## Problem
Write out every entry exactly as it appears.

## Given entries
# # # # #

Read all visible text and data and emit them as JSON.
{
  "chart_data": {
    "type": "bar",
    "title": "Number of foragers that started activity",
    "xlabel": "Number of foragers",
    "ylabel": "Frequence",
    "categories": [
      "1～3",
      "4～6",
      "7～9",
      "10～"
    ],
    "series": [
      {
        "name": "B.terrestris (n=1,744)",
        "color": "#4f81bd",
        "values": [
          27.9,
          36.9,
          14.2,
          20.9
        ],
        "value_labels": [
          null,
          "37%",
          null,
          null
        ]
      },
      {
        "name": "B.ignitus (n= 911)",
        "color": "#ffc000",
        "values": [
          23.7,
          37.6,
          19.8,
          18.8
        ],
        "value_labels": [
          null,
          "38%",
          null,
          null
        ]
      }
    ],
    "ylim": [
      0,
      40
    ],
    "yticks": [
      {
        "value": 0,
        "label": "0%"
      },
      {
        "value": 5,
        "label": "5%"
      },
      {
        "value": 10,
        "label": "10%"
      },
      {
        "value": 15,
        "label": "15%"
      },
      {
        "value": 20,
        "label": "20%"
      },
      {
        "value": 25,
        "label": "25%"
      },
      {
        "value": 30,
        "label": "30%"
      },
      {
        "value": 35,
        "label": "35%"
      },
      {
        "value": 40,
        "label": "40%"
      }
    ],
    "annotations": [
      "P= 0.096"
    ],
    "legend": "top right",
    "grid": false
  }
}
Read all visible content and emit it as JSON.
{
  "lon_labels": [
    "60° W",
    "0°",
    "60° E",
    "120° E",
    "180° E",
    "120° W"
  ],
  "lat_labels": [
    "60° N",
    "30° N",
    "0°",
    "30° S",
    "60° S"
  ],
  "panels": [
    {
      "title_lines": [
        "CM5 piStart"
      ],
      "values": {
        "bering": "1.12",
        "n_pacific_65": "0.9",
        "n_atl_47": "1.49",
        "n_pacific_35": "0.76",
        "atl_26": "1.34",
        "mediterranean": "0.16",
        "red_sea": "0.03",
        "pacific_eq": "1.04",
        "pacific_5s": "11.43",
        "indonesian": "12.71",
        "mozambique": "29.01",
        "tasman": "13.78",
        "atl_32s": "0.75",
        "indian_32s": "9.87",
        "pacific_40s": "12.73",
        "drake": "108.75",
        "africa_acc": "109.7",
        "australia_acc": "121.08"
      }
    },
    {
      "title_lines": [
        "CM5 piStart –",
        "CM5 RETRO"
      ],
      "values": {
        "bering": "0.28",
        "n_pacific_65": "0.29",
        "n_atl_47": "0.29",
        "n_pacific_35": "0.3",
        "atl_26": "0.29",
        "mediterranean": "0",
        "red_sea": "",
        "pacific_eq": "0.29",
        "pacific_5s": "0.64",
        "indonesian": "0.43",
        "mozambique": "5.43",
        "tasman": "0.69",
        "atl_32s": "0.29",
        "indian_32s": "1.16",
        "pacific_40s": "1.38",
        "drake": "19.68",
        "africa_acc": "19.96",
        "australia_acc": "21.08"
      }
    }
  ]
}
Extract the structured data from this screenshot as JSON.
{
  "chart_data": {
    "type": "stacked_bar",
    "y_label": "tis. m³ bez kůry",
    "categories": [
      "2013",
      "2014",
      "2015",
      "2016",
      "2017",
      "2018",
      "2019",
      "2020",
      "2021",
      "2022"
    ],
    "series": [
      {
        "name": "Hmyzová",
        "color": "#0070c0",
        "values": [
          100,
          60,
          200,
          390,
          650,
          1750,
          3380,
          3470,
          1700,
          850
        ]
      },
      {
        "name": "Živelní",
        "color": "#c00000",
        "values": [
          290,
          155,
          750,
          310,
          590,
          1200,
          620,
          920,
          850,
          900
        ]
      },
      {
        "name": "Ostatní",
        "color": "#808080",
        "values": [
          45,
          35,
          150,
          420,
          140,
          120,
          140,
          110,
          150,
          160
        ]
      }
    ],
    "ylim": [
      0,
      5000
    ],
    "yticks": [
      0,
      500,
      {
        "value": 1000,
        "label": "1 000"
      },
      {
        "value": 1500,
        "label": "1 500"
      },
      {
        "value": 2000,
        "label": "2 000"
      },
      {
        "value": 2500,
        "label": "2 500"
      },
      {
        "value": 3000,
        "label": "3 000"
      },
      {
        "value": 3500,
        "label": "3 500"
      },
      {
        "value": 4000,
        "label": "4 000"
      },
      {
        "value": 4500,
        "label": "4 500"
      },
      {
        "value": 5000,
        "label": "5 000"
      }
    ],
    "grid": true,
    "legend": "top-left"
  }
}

# # # # #

## Result of the task
Read all visible text and data and emit them as JSON.
{
  "chart_data": {
    "type": "bar",
    "title": "Number of foragers that started activity",
    "xlabel": "Number of foragers",
    "ylabel": "Frequence",
    "categories": [
      "1～3",
      "4～6",
      "7～9",
      "10～"
    ],
    "series": [
      {
        "name": "B.terrestris (n=1,744)",
        "color": "#4f81bd",
        "values": [
          27.9,
          36.9,
          14.2,
          20.9
        ],
        "value_labels": [
          null,
          "37%",
          null,
          null
        ]
      },
      {
        "name": "B.ignitus (n= 911)",
        "color": "#ffc000",
        "values": [
          23.7,
          37.6,
          19.8,
          18.8
        ],
        "value_labels": [
          null,
          "38%",
          null,
          null
        ]
      }
    ],
    "ylim": [
      0,
      40
    ],
    "yticks": [
      {
        "value": 0,
        "label": "0%"
      },
      {
        "value": 5,
        "label": "5%"
      },
      {
        "value": 10,
        "label": "10%"
      },
      {
        "value": 15,
        "label": "15%"
      },
      {
        "value": 20,
        "label": "20%"
      },
      {
        "value": 25,
        "label": "25%"
      },
      {
        "value": 30,
        "label": "30%"
      },
      {
        "value": 35,
        "label": "35%"
      },
      {
        "value": 40,
        "label": "40%"
      }
    ],
    "annotations": [
      "P= 0.096"
    ],
    "legend": "top right",
    "grid": false
  }
}
Read all visible content and emit it as JSON.
{
  "lon_labels": [
    "60° W",
    "0°",
    "60° E",
    "120° E",
    "180° E",
    "120° W"
  ],
  "lat_labels": [
    "60° N",
    "30° N",
    "0°",
    "30° S",
    "60° S"
  ],
  "panels": [
    {
      "title_lines": [
        "CM5 piStart"
      ],
      "values": {
        "bering": "1.12",
        "n_pacific_65": "0.9",
        "n_atl_47": "1.49",
        "n_pacific_35": "0.76",
        "atl_26": "1.34",
        "mediterranean": "0.16",
        "red_sea": "0.03",
        "pacific_eq": "1.04",
        "pacific_5s": "11.43",
        "indonesian": "12.71",
        "mozambique": "29.01",
        "tasman": "13.78",
        "atl_32s": "0.75",
        "indian_32s": "9.87",
        "pacific_40s": "12.73",
        "drake": "108.75",
        "africa_acc": "109.7",
        "australia_acc": "121.08"
      }
    },
    {
      "title_lines": [
        "CM5 piStart –",
        "CM5 RETRO"
      ],
      "values": {
        "bering": "0.28",
        "n_pacific_65": "0.29",
        "n_atl_47": "0.29",
        "n_pacific_35": "0.3",
        "atl_26": "0.29",
        "mediterranean": "0",
        "red_sea": "",
        "pacific_eq": "0.29",
        "pacific_5s": "0.64",
        "indonesian": "0.43",
        "mozambique": "5.43",
        "tasman": "0.69",
        "atl_32s": "0.29",
        "indian_32s": "1.16",
        "pacific_40s": "1.38",
        "drake": "19.68",
        "africa_acc": "19.96",
        "australia_acc": "21.08"
      }
    }
  ]
}
Extract the structured data from this screenshot as JSON.
{
  "chart_data": {
    "type": "stacked_bar",
    "y_label": "tis. m³ bez kůry",
    "categories": [
      "2013",
      "2014",
      "2015",
      "2016",
      "2017",
      "2018",
      "2019",
      "2020",
      "2021",
      "2022"
    ],
    "series": [
      {
        "name": "Hmyzová",
        "color": "#0070c0",
        "values": [
          100,
          60,
          200,
          390,
          650,
          1750,
          3380,
          3470,
          1700,
          850
        ]
      },
      {
        "name": "Živelní",
        "color": "#c00000",
        "values": [
          290,
          155,
          750,
          310,
          590,
          1200,
          620,
          920,
          850,
          900
        ]
      },
      {
        "name": "Ostatní",
        "color": "#808080",
        "values": [
          45,
          35,
          150,
          420,
          140,
          120,
          140,
          110,
          150,
          160
        ]
      }
    ],
    "ylim": [
      0,
      5000
    ],
    "yticks": [
      0,
      500,
      {
        "value": 1000,
        "label": "1 000"
      },
      {
        "value": 1500,
        "label": "1 500"
      },
      {
        "value": 2000,
        "label": "2 000"
      },
      {
        "value": 2500,
        "label": "2 500"
      },
      {
        "value": 3000,
        "label": "3 000"
      },
      {
        "value": 3500,
        "label": "3 500"
      },
      {
        "value": 4000,
        "label": "4 000"
      },
      {
        "value": 4500,
        "label": "4 500"
      },
      {
        "value": 5000,
        "label": "5 000"
      }
    ],
    "grid": true,
    "legend": "top-left"
  }
}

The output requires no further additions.